EXERCISE: How many lines of the material below contain the string "title"? Answer with the number and nothing else.
____ STORED DATA
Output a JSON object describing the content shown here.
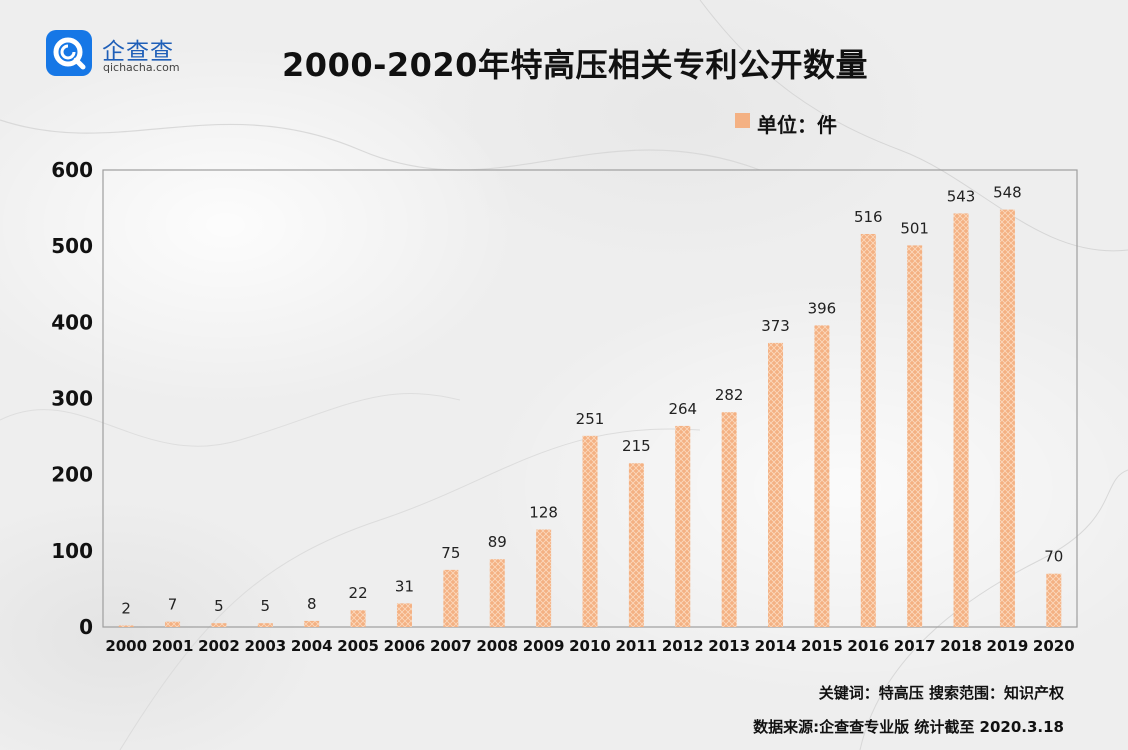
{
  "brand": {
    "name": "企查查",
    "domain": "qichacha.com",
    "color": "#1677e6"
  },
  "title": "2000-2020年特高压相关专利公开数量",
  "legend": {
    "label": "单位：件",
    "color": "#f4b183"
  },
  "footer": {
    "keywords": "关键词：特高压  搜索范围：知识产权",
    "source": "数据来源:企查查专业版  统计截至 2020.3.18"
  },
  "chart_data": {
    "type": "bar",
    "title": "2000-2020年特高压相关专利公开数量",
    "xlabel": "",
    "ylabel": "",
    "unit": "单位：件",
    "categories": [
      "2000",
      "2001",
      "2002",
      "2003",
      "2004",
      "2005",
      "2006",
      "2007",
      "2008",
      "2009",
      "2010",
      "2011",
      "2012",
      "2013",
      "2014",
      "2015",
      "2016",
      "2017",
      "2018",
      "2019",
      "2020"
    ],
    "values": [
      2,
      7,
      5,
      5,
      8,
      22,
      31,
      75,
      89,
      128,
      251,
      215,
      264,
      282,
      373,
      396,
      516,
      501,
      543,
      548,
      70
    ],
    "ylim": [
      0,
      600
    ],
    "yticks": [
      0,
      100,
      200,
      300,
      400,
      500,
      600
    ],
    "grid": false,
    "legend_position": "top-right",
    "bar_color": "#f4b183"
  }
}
________
____ STORED DATA
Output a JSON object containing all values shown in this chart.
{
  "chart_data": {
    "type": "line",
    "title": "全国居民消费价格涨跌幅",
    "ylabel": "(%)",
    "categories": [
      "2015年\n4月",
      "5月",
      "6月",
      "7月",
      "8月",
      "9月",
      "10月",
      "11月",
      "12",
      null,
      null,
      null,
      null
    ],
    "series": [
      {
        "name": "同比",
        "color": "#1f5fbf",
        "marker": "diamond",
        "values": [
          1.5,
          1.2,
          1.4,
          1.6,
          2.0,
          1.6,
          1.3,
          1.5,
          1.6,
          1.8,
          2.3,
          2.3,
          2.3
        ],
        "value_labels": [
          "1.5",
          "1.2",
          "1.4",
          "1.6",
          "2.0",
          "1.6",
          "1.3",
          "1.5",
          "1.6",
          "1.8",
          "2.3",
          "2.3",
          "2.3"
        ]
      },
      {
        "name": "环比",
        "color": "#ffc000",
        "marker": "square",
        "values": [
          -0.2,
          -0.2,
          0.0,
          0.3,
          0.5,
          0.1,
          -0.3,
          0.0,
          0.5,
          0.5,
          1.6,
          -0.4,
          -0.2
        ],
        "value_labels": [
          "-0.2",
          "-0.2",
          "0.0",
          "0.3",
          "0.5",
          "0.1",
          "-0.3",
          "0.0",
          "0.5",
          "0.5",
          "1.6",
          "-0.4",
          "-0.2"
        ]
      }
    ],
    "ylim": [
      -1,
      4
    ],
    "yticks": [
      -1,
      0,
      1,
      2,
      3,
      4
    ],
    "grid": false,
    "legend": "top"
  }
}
________
REPLY TO THE TASK: 3